* TASK DESCRIPTION *
Beginning at the line that contains "Give me the", transcribe the remaining lines of the listing exactly; include the final line and omit everything before.

Extracted data entries:
§ §

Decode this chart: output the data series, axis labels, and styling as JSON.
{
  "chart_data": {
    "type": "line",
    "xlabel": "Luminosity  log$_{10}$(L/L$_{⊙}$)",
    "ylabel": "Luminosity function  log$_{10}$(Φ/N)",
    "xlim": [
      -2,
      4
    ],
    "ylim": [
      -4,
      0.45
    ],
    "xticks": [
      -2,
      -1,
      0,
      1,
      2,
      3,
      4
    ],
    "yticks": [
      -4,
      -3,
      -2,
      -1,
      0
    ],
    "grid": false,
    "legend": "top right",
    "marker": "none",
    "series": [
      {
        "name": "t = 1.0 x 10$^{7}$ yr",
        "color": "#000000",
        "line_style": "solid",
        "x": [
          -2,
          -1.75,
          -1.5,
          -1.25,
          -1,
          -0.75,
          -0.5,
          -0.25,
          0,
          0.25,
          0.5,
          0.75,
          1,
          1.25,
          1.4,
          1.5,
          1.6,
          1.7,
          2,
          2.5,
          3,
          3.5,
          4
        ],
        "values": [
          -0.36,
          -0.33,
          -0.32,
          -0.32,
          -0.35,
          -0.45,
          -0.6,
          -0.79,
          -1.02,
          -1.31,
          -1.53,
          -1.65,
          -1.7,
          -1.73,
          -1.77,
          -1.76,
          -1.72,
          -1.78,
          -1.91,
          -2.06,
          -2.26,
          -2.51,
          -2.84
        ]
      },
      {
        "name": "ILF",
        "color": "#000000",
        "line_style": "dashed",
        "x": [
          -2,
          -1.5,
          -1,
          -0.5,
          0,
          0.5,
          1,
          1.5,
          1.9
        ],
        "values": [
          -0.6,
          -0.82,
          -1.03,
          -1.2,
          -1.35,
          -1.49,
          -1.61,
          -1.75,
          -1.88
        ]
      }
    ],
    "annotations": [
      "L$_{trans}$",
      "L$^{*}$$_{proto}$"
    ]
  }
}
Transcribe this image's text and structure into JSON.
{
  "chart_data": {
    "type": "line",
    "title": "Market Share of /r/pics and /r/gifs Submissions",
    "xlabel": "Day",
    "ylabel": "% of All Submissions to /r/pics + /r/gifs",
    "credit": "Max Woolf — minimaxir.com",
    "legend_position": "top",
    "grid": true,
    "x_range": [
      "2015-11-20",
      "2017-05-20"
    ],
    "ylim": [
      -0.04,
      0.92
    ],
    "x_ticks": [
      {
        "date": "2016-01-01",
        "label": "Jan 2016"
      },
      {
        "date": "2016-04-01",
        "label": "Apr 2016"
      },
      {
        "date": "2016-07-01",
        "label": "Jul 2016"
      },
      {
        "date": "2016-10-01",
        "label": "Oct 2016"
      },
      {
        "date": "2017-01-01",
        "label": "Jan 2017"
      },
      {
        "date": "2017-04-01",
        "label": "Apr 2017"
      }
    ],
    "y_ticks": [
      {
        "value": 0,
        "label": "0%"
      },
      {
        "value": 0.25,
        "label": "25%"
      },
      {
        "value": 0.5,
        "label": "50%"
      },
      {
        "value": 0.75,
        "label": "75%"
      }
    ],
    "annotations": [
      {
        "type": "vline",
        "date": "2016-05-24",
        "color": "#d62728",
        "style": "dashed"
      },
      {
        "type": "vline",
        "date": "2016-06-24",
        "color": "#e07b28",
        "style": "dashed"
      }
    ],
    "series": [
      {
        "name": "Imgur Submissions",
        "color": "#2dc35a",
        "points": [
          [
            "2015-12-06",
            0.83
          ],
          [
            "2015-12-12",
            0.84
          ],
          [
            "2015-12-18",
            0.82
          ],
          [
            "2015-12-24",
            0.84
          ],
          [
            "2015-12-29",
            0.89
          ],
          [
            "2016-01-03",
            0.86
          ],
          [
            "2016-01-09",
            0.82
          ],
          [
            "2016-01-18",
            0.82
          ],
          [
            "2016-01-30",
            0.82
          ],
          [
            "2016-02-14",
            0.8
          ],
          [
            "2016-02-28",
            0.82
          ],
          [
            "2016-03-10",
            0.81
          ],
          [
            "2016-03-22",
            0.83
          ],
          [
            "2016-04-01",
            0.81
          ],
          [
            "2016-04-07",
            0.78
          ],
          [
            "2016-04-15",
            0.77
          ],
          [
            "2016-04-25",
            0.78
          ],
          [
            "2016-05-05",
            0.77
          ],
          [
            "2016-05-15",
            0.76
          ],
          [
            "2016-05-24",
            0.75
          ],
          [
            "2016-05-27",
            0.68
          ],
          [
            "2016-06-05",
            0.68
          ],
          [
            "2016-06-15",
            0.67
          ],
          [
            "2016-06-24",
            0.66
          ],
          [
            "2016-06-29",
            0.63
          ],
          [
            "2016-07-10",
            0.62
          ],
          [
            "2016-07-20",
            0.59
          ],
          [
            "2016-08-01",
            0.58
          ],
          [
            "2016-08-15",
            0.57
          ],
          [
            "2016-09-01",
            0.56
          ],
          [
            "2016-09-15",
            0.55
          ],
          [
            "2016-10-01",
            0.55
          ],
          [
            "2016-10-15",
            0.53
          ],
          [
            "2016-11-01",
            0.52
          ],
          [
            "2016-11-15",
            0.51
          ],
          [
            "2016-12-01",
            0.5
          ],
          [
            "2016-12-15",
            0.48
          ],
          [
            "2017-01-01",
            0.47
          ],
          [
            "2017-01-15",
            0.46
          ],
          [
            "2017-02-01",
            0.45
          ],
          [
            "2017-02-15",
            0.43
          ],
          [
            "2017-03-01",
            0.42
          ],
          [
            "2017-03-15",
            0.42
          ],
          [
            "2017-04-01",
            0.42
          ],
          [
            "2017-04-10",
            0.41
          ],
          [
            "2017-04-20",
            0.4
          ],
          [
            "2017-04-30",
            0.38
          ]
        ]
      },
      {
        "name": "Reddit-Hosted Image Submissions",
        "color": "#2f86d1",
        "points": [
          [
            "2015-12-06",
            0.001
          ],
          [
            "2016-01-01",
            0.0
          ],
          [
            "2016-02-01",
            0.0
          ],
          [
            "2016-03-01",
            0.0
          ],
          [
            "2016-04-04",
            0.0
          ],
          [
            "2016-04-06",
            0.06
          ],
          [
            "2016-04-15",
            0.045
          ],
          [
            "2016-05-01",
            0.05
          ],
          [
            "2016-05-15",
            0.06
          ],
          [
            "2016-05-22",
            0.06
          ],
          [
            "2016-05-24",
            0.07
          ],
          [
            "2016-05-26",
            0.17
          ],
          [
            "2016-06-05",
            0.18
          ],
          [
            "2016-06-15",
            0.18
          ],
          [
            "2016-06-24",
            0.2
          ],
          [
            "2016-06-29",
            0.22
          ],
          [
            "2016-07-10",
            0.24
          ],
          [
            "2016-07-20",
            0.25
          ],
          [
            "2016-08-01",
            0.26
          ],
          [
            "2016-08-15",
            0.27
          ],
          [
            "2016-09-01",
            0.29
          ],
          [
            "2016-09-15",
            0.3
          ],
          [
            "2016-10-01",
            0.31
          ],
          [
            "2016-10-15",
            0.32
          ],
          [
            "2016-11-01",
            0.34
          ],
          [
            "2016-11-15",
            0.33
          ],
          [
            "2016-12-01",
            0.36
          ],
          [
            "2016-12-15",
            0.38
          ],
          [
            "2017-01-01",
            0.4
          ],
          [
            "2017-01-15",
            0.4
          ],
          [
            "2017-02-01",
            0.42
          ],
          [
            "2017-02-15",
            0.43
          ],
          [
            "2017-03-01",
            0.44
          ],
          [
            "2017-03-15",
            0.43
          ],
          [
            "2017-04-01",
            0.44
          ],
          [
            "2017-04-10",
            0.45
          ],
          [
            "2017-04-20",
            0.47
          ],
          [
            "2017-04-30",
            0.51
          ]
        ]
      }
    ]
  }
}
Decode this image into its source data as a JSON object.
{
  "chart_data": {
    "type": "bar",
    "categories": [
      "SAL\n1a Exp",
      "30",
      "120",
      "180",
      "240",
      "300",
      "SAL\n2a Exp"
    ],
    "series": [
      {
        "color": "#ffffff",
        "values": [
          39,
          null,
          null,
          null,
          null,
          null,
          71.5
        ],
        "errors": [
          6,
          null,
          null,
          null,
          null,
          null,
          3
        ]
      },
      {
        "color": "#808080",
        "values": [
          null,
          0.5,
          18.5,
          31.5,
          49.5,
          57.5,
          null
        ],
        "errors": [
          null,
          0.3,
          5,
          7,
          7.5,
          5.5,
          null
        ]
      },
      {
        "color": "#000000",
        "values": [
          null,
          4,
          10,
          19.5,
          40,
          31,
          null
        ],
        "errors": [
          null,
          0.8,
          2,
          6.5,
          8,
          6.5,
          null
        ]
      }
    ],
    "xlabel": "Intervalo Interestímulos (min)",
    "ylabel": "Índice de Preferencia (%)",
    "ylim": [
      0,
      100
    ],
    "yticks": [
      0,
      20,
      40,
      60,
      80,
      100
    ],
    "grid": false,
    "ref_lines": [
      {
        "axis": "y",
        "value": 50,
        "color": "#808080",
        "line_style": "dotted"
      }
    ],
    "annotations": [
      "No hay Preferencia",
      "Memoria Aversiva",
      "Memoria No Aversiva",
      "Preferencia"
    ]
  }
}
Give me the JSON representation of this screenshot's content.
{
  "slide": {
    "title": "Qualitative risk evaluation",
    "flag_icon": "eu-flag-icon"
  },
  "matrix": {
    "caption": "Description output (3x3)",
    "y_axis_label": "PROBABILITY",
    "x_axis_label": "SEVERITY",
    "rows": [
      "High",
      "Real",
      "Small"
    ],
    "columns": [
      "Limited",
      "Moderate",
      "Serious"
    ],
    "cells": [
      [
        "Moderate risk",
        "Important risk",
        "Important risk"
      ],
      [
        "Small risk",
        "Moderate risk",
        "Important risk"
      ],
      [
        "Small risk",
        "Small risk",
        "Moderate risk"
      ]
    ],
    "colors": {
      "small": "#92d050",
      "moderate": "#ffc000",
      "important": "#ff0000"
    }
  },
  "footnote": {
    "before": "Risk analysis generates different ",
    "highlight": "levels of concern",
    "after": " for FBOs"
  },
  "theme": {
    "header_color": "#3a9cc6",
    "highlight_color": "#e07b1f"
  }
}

§ §

* COMPLETE ANSWER *
Give me the JSON representation of this screenshot's content.
{
  "slide": {
    "title": "Qualitative risk evaluation",
    "flag_icon": "eu-flag-icon"
  },
  "matrix": {
    "caption": "Description output (3x3)",
    "y_axis_label": "PROBABILITY",
    "x_axis_label": "SEVERITY",
    "rows": [
      "High",
      "Real",
      "Small"
    ],
    "columns": [
      "Limited",
      "Moderate",
      "Serious"
    ],
    "cells": [
      [
        "Moderate risk",
        "Important risk",
        "Important risk"
      ],
      [
        "Small risk",
        "Moderate risk",
        "Important risk"
      ],
      [
        "Small risk",
        "Small risk",
        "Moderate risk"
      ]
    ],
    "colors": {
      "small": "#92d050",
      "moderate": "#ffc000",
      "important": "#ff0000"
    }
  },
  "footnote": {
    "before": "Risk analysis generates different ",
    "highlight": "levels of concern",
    "after": " for FBOs"
  },
  "theme": {
    "header_color": "#3a9cc6",
    "highlight_color": "#e07b1f"
  }
}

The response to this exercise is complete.